Every record below should be printed exactly as it appears.
+-------+
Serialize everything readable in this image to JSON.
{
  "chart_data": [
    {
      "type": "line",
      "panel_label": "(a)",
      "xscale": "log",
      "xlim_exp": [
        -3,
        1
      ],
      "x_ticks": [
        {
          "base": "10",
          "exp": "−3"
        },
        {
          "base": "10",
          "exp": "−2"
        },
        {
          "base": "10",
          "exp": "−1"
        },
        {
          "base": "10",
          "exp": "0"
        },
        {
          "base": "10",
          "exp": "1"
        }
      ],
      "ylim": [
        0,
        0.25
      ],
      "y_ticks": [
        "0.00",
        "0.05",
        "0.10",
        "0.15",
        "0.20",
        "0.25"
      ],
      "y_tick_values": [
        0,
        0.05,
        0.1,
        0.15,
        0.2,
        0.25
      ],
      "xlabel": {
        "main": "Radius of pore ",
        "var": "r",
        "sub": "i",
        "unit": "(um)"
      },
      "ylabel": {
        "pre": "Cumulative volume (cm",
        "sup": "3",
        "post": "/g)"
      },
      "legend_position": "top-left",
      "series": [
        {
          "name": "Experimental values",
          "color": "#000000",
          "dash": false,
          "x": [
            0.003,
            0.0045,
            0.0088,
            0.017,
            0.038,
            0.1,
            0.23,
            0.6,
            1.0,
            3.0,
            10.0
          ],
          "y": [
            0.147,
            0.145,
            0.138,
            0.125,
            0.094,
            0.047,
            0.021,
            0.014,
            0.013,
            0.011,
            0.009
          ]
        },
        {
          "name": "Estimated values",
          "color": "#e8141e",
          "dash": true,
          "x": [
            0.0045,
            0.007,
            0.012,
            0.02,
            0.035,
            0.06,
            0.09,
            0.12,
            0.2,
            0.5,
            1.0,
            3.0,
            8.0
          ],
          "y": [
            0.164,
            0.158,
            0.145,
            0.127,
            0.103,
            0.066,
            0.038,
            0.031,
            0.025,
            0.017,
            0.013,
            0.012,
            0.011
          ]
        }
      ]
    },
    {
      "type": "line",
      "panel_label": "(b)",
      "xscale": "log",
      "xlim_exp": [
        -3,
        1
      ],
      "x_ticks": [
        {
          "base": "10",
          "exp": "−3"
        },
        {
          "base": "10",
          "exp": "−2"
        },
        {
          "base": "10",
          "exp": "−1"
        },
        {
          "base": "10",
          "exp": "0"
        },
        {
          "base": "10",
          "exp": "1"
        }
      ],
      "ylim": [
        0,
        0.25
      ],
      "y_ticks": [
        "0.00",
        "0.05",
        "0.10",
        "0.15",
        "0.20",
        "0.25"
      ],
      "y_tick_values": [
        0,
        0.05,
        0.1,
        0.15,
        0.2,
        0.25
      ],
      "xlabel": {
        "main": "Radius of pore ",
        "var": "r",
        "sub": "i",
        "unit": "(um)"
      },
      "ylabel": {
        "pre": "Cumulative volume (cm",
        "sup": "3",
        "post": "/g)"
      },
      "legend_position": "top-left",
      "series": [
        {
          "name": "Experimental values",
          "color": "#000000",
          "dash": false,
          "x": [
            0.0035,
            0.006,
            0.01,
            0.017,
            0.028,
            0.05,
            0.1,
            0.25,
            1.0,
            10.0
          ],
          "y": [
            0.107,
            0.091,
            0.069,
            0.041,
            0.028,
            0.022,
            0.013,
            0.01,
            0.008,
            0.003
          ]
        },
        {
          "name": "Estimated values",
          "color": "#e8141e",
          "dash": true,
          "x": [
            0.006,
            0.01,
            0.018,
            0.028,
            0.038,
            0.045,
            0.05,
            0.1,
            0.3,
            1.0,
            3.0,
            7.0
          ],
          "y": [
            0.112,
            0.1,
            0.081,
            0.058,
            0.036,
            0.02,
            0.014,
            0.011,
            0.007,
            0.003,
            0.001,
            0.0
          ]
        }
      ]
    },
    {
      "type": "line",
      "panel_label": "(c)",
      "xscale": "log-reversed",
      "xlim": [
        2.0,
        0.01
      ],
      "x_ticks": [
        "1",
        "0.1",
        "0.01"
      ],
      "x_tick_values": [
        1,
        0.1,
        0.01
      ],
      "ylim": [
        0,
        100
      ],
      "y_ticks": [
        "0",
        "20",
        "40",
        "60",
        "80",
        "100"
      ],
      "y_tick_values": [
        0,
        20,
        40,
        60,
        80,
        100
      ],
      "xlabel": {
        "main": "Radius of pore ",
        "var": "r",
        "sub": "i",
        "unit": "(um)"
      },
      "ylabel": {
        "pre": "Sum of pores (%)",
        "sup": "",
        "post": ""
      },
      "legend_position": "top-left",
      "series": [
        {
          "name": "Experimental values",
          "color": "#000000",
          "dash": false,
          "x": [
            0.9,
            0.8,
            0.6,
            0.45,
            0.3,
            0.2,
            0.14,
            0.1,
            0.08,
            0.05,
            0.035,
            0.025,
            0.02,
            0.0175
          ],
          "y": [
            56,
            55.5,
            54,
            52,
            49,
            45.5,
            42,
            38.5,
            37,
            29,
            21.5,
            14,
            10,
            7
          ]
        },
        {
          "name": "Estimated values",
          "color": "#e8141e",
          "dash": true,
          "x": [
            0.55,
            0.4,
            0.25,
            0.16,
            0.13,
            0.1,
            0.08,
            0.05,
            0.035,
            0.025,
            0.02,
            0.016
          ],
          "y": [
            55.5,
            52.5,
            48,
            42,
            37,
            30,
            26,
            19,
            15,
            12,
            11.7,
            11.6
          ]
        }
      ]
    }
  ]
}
+-------+
#### [The answer]
Serialize everything readable in this image to JSON.
{
  "chart_data": [
    {
      "type": "line",
      "panel_label": "(a)",
      "xscale": "log",
      "xlim_exp": [
        -3,
        1
      ],
      "x_ticks": [
        {
          "base": "10",
          "exp": "−3"
        },
        {
          "base": "10",
          "exp": "−2"
        },
        {
          "base": "10",
          "exp": "−1"
        },
        {
          "base": "10",
          "exp": "0"
        },
        {
          "base": "10",
          "exp": "1"
        }
      ],
      "ylim": [
        0,
        0.25
      ],
      "y_ticks": [
        "0.00",
        "0.05",
        "0.10",
        "0.15",
        "0.20",
        "0.25"
      ],
      "y_tick_values": [
        0,
        0.05,
        0.1,
        0.15,
        0.2,
        0.25
      ],
      "xlabel": {
        "main": "Radius of pore ",
        "var": "r",
        "sub": "i",
        "unit": "(um)"
      },
      "ylabel": {
        "pre": "Cumulative volume (cm",
        "sup": "3",
        "post": "/g)"
      },
      "legend_position": "top-left",
      "series": [
        {
          "name": "Experimental values",
          "color": "#000000",
          "dash": false,
          "x": [
            0.003,
            0.0045,
            0.0088,
            0.017,
            0.038,
            0.1,
            0.23,
            0.6,
            1.0,
            3.0,
            10.0
          ],
          "y": [
            0.147,
            0.145,
            0.138,
            0.125,
            0.094,
            0.047,
            0.021,
            0.014,
            0.013,
            0.011,
            0.009
          ]
        },
        {
          "name": "Estimated values",
          "color": "#e8141e",
          "dash": true,
          "x": [
            0.0045,
            0.007,
            0.012,
            0.02,
            0.035,
            0.06,
            0.09,
            0.12,
            0.2,
            0.5,
            1.0,
            3.0,
            8.0
          ],
          "y": [
            0.164,
            0.158,
            0.145,
            0.127,
            0.103,
            0.066,
            0.038,
            0.031,
            0.025,
            0.017,
            0.013,
            0.012,
            0.011
          ]
        }
      ]
    },
    {
      "type": "line",
      "panel_label": "(b)",
      "xscale": "log",
      "xlim_exp": [
        -3,
        1
      ],
      "x_ticks": [
        {
          "base": "10",
          "exp": "−3"
        },
        {
          "base": "10",
          "exp": "−2"
        },
        {
          "base": "10",
          "exp": "−1"
        },
        {
          "base": "10",
          "exp": "0"
        },
        {
          "base": "10",
          "exp": "1"
        }
      ],
      "ylim": [
        0,
        0.25
      ],
      "y_ticks": [
        "0.00",
        "0.05",
        "0.10",
        "0.15",
        "0.20",
        "0.25"
      ],
      "y_tick_values": [
        0,
        0.05,
        0.1,
        0.15,
        0.2,
        0.25
      ],
      "xlabel": {
        "main": "Radius of pore ",
        "var": "r",
        "sub": "i",
        "unit": "(um)"
      },
      "ylabel": {
        "pre": "Cumulative volume (cm",
        "sup": "3",
        "post": "/g)"
      },
      "legend_position": "top-left",
      "series": [
        {
          "name": "Experimental values",
          "color": "#000000",
          "dash": false,
          "x": [
            0.0035,
            0.006,
            0.01,
            0.017,
            0.028,
            0.05,
            0.1,
            0.25,
            1.0,
            10.0
          ],
          "y": [
            0.107,
            0.091,
            0.069,
            0.041,
            0.028,
            0.022,
            0.013,
            0.01,
            0.008,
            0.003
          ]
        },
        {
          "name": "Estimated values",
          "color": "#e8141e",
          "dash": true,
          "x": [
            0.006,
            0.01,
            0.018,
            0.028,
            0.038,
            0.045,
            0.05,
            0.1,
            0.3,
            1.0,
            3.0,
            7.0
          ],
          "y": [
            0.112,
            0.1,
            0.081,
            0.058,
            0.036,
            0.02,
            0.014,
            0.011,
            0.007,
            0.003,
            0.001,
            0.0
          ]
        }
      ]
    },
    {
      "type": "line",
      "panel_label": "(c)",
      "xscale": "log-reversed",
      "xlim": [
        2.0,
        0.01
      ],
      "x_ticks": [
        "1",
        "0.1",
        "0.01"
      ],
      "x_tick_values": [
        1,
        0.1,
        0.01
      ],
      "ylim": [
        0,
        100
      ],
      "y_ticks": [
        "0",
        "20",
        "40",
        "60",
        "80",
        "100"
      ],
      "y_tick_values": [
        0,
        20,
        40,
        60,
        80,
        100
      ],
      "xlabel": {
        "main": "Radius of pore ",
        "var": "r",
        "sub": "i",
        "unit": "(um)"
      },
      "ylabel": {
        "pre": "Sum of pores (%)",
        "sup": "",
        "post": ""
      },
      "legend_position": "top-left",
      "series": [
        {
          "name": "Experimental values",
          "color": "#000000",
          "dash": false,
          "x": [
            0.9,
            0.8,
            0.6,
            0.45,
            0.3,
            0.2,
            0.14,
            0.1,
            0.08,
            0.05,
            0.035,
            0.025,
            0.02,
            0.0175
          ],
          "y": [
            56,
            55.5,
            54,
            52,
            49,
            45.5,
            42,
            38.5,
            37,
            29,
            21.5,
            14,
            10,
            7
          ]
        },
        {
          "name": "Estimated values",
          "color": "#e8141e",
          "dash": true,
          "x": [
            0.55,
            0.4,
            0.25,
            0.16,
            0.13,
            0.1,
            0.08,
            0.05,
            0.035,
            0.025,
            0.02,
            0.016
          ],
          "y": [
            55.5,
            52.5,
            48,
            42,
            37,
            30,
            26,
            19,
            15,
            12,
            11.7,
            11.6
          ]
        }
      ]
    }
  ]
}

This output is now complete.